■ **WHAT IS REQUIRED**
Extract each line containing the string "color".

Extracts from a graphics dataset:

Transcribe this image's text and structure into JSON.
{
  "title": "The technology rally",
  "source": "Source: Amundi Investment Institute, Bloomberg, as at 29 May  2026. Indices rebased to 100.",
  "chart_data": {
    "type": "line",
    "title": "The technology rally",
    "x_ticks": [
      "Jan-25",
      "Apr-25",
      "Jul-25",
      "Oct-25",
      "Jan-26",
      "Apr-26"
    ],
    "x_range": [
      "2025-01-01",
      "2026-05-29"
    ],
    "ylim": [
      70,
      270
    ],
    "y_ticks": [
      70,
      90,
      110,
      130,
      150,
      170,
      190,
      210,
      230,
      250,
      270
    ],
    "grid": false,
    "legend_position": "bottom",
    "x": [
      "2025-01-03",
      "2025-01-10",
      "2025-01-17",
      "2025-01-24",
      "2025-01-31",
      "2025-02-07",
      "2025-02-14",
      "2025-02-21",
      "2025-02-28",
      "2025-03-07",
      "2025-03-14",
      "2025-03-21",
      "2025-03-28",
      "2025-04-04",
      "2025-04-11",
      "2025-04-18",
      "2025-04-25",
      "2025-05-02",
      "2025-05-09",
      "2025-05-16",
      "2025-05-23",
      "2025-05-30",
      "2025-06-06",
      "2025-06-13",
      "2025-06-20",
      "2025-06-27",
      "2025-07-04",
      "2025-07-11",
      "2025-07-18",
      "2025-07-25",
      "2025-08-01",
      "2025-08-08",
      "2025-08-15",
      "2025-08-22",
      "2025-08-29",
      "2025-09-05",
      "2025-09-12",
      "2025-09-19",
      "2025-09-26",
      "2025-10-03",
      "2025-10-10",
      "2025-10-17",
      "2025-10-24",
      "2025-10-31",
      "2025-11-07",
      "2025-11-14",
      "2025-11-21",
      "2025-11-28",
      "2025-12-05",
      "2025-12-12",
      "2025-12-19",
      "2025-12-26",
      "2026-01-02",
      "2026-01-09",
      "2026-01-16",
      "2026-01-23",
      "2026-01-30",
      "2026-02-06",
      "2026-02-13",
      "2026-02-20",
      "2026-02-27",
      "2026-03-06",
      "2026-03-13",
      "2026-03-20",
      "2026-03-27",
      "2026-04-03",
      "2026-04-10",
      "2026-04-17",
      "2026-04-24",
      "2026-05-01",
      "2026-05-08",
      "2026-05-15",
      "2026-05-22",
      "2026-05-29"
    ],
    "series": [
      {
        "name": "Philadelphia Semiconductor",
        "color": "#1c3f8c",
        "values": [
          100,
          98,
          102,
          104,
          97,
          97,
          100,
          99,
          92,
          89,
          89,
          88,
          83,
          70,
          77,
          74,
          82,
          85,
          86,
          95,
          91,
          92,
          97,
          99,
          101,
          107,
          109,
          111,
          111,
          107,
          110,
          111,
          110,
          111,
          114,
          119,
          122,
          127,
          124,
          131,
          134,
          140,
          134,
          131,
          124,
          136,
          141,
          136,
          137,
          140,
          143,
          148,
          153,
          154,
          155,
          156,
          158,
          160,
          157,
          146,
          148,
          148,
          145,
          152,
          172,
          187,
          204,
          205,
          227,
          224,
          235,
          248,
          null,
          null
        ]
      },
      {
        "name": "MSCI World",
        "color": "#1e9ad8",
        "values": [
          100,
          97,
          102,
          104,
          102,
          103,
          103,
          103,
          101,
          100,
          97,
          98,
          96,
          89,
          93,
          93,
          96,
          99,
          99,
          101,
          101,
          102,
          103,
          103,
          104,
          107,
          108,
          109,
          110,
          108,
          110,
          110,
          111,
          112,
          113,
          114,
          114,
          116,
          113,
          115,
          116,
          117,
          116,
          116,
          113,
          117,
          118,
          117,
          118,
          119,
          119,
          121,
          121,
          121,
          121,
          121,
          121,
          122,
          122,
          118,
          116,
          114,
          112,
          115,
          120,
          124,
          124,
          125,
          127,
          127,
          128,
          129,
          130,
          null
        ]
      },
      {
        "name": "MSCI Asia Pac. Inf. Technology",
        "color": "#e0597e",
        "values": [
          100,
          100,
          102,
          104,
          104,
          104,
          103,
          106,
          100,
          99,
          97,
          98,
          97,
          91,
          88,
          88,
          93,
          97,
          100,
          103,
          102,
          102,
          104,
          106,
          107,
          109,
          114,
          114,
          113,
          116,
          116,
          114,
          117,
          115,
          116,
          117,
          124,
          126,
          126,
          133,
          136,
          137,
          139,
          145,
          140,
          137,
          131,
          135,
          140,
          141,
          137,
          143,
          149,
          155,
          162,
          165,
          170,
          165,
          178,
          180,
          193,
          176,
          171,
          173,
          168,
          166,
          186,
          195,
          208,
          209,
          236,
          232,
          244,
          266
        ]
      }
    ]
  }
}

■ **OUTPUT FOR THIS EXERCISE**
        "color": "#1c3f8c",
        "color": "#1e9ad8",
        "color": "#e0597e",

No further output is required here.